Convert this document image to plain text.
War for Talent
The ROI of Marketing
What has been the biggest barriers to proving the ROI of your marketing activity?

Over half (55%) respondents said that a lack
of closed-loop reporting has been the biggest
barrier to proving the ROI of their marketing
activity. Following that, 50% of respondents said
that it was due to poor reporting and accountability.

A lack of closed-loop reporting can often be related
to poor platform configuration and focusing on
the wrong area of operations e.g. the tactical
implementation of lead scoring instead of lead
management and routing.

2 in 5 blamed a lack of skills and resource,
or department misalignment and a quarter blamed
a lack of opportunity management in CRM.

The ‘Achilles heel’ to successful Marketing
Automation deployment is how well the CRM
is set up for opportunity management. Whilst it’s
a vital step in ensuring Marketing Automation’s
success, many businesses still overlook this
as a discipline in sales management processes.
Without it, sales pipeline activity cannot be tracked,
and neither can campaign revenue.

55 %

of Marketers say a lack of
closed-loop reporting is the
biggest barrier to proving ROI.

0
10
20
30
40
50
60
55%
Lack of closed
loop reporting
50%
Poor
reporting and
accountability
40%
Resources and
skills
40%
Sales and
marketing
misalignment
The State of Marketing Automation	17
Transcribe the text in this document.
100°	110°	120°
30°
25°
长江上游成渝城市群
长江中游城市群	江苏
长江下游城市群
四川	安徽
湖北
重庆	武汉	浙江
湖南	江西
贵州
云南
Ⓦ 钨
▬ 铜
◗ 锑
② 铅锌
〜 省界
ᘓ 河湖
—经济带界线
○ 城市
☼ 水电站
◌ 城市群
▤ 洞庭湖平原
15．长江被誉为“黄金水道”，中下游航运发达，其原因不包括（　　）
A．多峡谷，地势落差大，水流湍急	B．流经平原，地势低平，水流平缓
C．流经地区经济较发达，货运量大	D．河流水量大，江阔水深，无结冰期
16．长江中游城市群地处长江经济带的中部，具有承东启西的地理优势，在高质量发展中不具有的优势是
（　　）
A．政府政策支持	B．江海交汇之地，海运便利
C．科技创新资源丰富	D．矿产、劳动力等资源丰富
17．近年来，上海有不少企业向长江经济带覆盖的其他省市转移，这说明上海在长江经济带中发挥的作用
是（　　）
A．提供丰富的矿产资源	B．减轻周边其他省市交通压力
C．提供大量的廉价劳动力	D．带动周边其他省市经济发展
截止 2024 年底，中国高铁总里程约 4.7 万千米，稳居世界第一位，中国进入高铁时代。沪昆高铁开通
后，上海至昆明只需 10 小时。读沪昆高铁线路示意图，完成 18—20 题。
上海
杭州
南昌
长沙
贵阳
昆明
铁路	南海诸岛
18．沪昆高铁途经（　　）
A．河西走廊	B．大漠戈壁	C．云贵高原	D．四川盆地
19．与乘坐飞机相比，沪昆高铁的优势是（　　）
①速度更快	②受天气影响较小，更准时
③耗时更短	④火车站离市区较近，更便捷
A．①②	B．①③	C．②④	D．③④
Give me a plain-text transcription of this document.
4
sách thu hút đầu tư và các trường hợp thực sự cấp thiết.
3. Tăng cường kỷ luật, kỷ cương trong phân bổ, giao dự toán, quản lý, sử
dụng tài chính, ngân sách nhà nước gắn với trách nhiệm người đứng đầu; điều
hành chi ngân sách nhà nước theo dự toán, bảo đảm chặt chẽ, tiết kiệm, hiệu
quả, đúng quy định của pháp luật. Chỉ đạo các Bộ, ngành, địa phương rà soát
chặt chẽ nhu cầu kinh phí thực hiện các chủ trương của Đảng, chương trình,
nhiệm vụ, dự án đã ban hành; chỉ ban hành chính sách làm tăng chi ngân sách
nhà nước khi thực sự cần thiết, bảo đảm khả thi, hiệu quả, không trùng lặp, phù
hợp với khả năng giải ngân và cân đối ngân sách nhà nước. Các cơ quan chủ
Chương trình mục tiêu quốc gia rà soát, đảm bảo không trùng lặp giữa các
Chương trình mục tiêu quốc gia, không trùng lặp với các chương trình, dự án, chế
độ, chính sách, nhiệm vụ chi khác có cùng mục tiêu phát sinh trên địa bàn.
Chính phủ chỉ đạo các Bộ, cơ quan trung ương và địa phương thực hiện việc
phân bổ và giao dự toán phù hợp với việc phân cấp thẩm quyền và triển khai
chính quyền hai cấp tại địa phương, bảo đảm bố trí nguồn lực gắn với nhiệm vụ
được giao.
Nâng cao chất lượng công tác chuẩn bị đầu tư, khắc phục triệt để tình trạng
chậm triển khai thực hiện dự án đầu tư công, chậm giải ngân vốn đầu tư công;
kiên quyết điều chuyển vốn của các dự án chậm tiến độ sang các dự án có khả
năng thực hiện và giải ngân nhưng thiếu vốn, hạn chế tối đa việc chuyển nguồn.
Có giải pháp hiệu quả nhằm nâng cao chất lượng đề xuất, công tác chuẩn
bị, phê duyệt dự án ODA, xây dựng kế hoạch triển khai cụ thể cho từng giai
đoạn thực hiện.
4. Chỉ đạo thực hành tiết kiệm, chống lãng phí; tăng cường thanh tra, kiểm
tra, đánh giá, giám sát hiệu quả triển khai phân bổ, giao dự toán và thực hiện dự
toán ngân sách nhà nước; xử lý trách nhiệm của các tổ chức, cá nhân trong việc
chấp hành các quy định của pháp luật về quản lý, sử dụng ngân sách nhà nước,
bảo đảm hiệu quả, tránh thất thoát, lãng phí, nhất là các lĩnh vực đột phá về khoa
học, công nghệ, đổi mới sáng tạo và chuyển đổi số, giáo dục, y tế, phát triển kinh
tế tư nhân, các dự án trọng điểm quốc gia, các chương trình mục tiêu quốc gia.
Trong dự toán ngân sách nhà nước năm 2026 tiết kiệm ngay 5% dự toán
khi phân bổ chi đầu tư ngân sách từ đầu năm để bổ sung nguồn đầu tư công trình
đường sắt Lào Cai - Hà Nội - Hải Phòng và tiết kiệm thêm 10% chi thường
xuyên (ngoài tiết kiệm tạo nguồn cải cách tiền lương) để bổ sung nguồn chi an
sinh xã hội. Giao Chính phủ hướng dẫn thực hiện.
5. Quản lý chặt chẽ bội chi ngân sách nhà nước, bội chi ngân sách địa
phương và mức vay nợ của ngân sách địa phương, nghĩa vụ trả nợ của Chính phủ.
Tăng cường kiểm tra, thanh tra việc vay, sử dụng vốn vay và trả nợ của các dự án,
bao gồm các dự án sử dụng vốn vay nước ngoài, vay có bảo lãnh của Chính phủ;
------------------------------------------------
■ **STATED GOAL**
Using the records above, gather all lines where the string "thiết" is present.

■ **OUTPUT BELOW**
sách thu hút đầu tư và các trường hợp thực sự cấp thiết.
nhà nước khi thực sự cần thiết, bảo đảm khả thi, hiệu quả, không trùng lặp, phù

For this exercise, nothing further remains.